--- INPUT FOR THIS TASK Enclosed Below ---

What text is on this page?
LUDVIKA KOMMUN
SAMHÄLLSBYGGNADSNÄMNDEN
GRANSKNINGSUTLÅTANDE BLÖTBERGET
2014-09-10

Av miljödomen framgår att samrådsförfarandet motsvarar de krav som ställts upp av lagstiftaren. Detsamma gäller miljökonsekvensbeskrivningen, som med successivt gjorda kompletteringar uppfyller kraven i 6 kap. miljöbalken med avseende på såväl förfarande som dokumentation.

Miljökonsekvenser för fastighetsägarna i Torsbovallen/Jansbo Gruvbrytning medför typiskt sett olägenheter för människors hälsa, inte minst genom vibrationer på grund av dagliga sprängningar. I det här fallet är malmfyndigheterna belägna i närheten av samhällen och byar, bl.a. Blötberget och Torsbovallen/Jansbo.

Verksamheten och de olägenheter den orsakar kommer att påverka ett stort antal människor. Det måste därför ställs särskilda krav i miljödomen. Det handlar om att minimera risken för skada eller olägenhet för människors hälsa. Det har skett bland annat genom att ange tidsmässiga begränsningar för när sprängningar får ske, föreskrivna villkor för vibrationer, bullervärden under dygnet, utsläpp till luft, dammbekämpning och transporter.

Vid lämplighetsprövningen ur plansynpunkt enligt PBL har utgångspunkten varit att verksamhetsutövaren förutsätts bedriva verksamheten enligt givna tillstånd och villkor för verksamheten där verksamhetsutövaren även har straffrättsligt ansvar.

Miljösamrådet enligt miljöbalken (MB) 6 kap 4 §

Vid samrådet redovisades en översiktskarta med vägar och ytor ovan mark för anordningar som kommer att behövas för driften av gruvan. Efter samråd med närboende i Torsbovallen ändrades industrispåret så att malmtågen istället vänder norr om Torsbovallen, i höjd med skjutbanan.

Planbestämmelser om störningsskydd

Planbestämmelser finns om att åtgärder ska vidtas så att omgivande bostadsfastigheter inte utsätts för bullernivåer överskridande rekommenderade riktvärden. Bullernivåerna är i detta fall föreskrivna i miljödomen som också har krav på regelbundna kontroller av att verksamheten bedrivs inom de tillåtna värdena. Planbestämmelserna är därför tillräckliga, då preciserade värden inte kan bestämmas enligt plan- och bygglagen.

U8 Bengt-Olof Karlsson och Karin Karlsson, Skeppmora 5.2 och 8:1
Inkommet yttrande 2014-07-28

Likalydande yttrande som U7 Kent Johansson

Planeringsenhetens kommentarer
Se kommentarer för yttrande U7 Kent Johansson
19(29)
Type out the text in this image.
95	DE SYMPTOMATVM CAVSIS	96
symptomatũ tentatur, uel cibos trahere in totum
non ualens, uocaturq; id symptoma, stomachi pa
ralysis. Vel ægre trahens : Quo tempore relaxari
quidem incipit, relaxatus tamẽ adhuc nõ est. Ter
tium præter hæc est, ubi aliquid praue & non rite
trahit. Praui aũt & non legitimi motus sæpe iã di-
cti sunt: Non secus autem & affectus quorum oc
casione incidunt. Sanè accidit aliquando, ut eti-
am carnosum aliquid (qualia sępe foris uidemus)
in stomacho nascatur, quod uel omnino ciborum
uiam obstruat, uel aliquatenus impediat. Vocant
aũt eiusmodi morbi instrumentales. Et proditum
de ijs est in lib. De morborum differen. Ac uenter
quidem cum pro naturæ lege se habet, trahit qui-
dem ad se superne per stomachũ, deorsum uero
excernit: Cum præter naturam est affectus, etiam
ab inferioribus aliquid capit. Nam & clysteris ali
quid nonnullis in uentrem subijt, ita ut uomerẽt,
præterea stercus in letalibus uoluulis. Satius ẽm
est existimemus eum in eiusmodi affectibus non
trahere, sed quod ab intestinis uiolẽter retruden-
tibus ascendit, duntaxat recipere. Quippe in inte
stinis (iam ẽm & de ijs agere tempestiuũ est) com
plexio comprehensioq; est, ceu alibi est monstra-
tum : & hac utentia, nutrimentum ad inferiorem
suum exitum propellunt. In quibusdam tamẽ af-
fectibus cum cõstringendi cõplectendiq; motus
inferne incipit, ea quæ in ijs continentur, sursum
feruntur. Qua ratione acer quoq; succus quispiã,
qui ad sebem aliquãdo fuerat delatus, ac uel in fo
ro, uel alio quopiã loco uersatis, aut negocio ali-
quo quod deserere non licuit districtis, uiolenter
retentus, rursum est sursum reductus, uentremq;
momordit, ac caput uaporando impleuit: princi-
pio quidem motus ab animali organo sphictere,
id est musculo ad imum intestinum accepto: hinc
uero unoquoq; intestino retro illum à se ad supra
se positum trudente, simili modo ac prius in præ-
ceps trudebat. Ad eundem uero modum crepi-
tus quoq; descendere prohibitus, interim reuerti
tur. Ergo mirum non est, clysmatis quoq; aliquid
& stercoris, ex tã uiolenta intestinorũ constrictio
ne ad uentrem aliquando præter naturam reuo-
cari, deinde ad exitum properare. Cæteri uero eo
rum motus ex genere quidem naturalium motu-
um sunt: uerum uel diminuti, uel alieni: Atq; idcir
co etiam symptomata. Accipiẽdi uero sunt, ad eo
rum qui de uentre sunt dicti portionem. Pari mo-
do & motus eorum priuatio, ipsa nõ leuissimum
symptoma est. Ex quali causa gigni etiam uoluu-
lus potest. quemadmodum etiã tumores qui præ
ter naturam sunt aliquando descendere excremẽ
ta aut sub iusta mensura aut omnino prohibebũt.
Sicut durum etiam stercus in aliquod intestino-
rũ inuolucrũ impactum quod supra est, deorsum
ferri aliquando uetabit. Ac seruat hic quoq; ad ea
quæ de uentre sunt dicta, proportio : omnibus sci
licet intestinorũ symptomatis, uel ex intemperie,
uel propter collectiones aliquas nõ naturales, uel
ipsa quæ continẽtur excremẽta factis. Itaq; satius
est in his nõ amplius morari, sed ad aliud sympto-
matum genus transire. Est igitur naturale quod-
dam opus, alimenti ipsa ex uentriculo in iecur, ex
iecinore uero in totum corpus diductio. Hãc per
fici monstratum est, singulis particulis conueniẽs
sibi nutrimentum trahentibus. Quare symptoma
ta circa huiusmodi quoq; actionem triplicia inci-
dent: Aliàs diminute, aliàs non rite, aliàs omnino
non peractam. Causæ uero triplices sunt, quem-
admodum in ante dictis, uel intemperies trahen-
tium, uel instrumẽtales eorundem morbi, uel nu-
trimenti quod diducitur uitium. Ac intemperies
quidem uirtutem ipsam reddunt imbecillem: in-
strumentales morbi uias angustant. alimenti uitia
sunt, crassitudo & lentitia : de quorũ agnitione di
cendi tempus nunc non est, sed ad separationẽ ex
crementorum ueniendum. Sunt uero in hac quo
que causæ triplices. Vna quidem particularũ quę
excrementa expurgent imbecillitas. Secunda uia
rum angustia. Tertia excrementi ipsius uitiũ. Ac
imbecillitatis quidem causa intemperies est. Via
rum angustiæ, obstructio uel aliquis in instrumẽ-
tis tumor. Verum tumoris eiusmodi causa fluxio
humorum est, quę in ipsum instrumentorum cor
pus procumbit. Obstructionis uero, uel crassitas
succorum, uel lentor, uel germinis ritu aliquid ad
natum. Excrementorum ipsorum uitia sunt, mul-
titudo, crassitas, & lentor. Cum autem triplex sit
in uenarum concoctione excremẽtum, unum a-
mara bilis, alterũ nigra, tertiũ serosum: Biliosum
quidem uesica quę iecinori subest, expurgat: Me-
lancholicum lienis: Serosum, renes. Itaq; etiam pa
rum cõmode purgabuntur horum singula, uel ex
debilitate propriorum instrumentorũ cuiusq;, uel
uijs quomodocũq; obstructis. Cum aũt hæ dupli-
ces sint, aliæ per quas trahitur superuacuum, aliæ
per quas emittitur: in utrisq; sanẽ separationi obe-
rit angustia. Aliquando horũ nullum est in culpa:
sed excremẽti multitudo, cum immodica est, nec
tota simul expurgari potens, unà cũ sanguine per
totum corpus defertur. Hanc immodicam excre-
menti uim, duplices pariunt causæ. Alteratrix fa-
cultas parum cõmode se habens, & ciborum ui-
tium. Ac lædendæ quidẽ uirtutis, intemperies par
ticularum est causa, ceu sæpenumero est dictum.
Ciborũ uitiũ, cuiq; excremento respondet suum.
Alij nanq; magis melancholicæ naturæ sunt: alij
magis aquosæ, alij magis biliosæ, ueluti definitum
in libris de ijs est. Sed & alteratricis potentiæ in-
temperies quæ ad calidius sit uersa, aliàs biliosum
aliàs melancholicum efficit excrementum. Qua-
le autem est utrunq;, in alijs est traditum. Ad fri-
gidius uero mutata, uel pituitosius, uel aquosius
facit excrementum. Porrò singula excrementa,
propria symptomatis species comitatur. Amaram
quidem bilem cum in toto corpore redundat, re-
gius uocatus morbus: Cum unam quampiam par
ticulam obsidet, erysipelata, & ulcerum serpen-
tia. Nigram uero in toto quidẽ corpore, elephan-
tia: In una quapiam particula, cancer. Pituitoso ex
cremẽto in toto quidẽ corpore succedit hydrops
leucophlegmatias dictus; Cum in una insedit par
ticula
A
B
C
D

--- End of Enclosed INPUT FOR THIS TASK ---

## WHAT IS REQUIRED:
If the word "excrementum" is on a line above, return that line.

## TASK RESPONSE:
aliàs melancholicum efficit excrementum. Qua-
facit excrementum. Porrò singula excrementa,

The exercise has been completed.